### Records for the exercise
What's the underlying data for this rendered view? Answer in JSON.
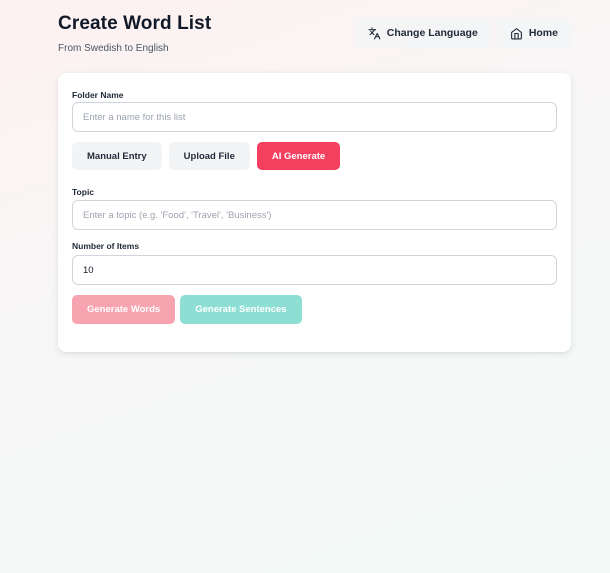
{
  "header": {
    "title": "Create Word List",
    "subtitle": "From Swedish to English"
  },
  "header_actions": {
    "change_language_label": "Change Language",
    "home_label": "Home"
  },
  "form": {
    "folder_name": {
      "label": "Folder Name",
      "value": "",
      "placeholder": "Enter a name for this list"
    },
    "tabs": [
      {
        "label": "Manual Entry",
        "active": false
      },
      {
        "label": "Upload File",
        "active": false
      },
      {
        "label": "AI Generate",
        "active": true
      }
    ],
    "topic": {
      "label": "Topic",
      "value": "",
      "placeholder": "Enter a topic (e.g. 'Food', 'Travel', 'Business')"
    },
    "number_of_items": {
      "label": "Number of Items",
      "value": "10"
    },
    "generate_words_label": "Generate Words",
    "generate_sentences_label": "Generate Sentences"
  },
  "colors": {
    "accent": "#f43f5e",
    "accent_disabled": "#f7a3b0",
    "teal_disabled": "#8ddfd4"
  },
  "icons": {
    "change_language": "translate-icon",
    "home": "home-icon"
  }
}
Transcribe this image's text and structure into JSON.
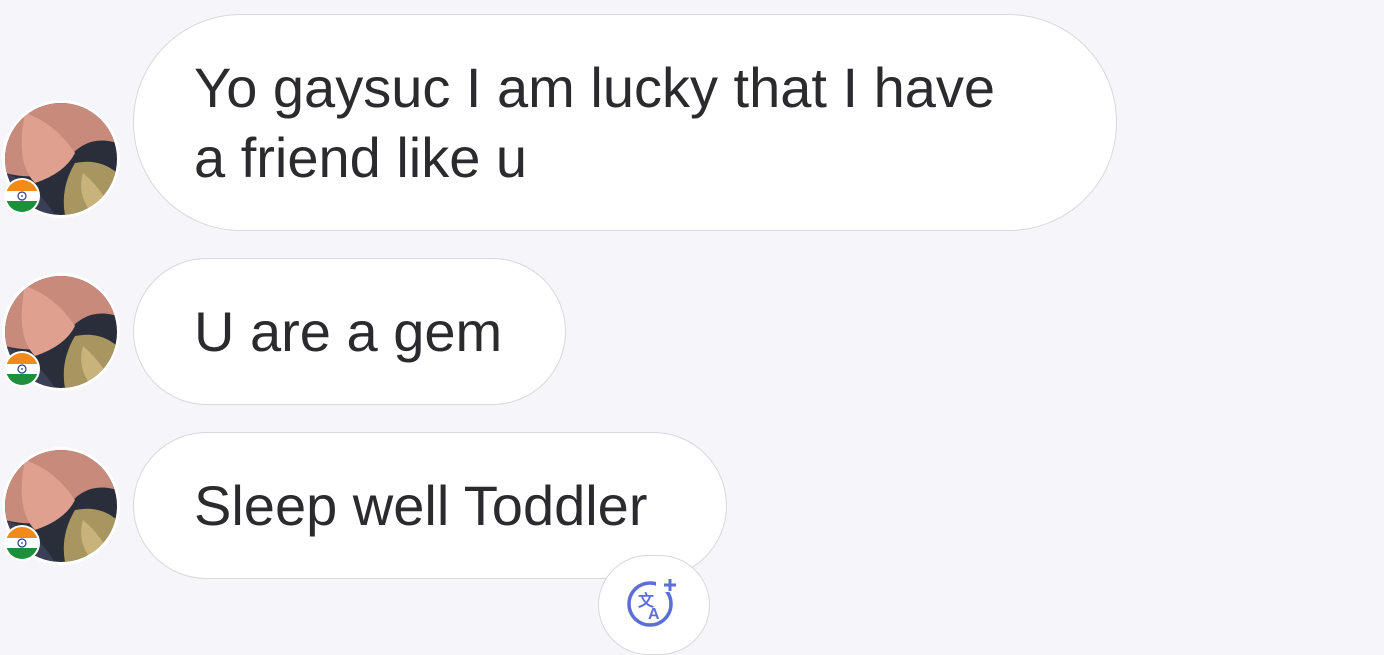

### Task details
Without the pictures, output the full listing exactly as it stands.

### Result
What's the underlying data for this rendered view? Answer in JSON.
{
  "header": {
    "title": "Create Word List",
    "subtitle": "From Swedish to English"
  },
  "header_actions": {
    "change_language_label": "Change Language",
    "home_label": "Home"
  },
  "form": {
    "folder_name": {
      "label": "Folder Name",
      "value": "",
      "placeholder": "Enter a name for this list"
    },
    "tabs": [
      {
        "label": "Manual Entry",
        "active": false
      },
      {
        "label": "Upload File",
        "active": false
      },
      {
        "label": "AI Generate",
        "active": true
      }
    ],
    "topic": {
      "label": "Topic",
      "value": "",
      "placeholder": "Enter a topic (e.g. 'Food', 'Travel', 'Business')"
    },
    "number_of_items": {
      "label": "Number of Items",
      "value": "10"
    },
    "generate_words_label": "Generate Words",
    "generate_sentences_label": "Generate Sentences"
  },
  "colors": {
    "accent": "#f43f5e",
    "accent_disabled": "#f7a3b0",
    "teal_disabled": "#8ddfd4"
  },
  "icons": {
    "change_language": "translate-icon",
    "home": "home-icon"
  }
}
Transcribe this image's text and structure into JSON.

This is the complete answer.